#### The exercise
Locate and copy all lines bearing the word "JSON".

#### Extracted records
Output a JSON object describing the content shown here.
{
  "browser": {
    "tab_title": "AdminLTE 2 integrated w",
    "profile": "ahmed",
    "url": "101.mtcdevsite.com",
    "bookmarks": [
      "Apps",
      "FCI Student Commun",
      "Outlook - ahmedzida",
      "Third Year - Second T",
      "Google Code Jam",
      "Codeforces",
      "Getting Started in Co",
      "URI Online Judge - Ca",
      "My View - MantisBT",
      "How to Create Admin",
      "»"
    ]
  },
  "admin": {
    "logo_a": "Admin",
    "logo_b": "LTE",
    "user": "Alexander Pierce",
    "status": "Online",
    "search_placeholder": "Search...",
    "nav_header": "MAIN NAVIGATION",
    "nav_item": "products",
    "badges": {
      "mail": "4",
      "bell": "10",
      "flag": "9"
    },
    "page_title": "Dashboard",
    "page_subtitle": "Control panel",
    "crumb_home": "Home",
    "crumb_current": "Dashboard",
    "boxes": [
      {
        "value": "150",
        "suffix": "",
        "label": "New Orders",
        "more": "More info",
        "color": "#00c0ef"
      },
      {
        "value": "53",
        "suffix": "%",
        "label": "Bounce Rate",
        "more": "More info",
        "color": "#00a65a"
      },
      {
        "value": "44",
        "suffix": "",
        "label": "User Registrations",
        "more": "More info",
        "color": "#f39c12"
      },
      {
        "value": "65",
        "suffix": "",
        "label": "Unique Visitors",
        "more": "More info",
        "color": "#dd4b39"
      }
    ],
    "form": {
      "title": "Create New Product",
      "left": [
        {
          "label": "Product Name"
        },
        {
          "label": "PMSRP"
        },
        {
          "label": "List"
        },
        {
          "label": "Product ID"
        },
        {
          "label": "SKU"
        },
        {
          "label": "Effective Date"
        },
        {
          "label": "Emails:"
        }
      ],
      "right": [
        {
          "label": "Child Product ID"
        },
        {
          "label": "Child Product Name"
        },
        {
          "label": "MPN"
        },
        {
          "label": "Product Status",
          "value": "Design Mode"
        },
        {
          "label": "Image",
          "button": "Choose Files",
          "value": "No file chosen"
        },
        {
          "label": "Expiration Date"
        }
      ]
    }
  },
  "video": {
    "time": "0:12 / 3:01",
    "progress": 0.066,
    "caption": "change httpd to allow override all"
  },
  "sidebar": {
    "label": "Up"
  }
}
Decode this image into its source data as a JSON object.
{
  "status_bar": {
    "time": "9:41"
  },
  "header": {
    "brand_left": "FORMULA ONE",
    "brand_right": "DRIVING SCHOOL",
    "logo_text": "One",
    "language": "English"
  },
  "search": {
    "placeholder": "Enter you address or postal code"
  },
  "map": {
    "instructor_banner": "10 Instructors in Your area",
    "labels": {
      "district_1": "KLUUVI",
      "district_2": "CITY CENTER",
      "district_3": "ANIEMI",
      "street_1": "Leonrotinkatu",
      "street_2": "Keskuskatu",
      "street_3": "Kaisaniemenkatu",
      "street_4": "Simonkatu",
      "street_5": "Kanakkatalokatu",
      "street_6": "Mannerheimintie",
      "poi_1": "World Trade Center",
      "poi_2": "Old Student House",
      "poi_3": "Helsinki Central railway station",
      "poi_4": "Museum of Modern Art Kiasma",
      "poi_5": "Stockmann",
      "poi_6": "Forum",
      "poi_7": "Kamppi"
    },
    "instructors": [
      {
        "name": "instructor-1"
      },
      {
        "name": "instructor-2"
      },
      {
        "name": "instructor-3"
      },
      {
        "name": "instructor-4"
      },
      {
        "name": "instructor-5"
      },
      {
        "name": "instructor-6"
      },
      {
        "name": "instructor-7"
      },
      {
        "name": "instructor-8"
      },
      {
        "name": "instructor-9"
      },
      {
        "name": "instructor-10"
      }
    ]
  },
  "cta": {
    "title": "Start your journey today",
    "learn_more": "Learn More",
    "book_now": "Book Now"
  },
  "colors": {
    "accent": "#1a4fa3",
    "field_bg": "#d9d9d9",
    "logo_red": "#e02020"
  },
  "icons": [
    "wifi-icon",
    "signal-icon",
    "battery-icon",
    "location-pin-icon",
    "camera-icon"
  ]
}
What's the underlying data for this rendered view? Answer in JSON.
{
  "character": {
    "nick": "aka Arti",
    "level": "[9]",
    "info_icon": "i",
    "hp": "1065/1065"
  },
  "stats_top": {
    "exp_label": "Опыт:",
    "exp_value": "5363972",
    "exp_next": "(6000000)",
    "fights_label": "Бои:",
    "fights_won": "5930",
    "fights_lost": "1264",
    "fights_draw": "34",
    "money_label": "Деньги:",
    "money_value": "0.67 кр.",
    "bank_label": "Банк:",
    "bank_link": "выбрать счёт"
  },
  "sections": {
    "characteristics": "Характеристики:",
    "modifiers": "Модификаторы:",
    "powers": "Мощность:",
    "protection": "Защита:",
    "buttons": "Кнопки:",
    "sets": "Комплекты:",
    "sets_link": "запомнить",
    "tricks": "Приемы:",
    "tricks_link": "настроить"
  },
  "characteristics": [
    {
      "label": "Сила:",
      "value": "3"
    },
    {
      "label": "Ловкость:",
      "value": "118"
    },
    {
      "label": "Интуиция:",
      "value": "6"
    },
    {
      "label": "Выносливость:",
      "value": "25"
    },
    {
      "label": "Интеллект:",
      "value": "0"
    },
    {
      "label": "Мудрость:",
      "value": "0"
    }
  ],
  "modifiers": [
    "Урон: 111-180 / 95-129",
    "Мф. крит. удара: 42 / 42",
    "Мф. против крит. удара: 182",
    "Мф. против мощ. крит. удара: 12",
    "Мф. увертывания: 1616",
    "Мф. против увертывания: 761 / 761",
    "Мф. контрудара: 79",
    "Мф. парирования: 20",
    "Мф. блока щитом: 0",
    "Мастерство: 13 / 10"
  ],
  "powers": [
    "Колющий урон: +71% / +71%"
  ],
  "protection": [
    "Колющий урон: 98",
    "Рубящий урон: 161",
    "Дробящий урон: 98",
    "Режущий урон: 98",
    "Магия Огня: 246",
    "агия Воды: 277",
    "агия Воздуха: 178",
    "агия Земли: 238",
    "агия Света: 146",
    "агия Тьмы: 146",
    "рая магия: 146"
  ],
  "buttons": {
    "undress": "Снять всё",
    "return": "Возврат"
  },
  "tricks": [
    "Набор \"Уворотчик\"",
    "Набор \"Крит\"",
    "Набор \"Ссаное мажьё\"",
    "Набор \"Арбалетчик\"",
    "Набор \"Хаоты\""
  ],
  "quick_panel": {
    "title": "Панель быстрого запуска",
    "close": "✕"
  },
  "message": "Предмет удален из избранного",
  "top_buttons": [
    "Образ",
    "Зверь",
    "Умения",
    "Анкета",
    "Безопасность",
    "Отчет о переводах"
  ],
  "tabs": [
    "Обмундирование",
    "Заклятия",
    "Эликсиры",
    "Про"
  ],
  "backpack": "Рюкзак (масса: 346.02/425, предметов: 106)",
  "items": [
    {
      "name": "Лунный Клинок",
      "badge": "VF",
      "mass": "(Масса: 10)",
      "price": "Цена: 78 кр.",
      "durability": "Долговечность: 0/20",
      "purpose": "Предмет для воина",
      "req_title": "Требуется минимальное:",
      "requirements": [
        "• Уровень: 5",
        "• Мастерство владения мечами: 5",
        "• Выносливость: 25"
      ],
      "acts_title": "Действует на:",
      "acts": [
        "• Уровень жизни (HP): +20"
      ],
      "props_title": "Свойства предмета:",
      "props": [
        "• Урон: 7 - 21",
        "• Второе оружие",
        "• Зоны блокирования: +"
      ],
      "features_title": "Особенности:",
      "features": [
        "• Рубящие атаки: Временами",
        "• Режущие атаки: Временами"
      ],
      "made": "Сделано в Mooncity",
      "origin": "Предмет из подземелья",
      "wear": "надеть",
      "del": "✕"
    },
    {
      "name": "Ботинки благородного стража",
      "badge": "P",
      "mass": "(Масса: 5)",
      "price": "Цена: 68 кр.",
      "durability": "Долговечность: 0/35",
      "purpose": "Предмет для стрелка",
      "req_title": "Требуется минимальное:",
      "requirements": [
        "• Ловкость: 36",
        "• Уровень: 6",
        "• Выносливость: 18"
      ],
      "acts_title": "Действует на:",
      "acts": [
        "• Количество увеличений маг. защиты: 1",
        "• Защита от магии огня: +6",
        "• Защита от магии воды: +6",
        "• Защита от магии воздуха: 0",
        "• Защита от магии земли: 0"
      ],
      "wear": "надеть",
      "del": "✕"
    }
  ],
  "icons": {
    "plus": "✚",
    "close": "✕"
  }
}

#### Solution
Output a JSON object describing the content shown here.
Decode this image into its source data as a JSON object.
What's the underlying data for this rendered view? Answer in JSON.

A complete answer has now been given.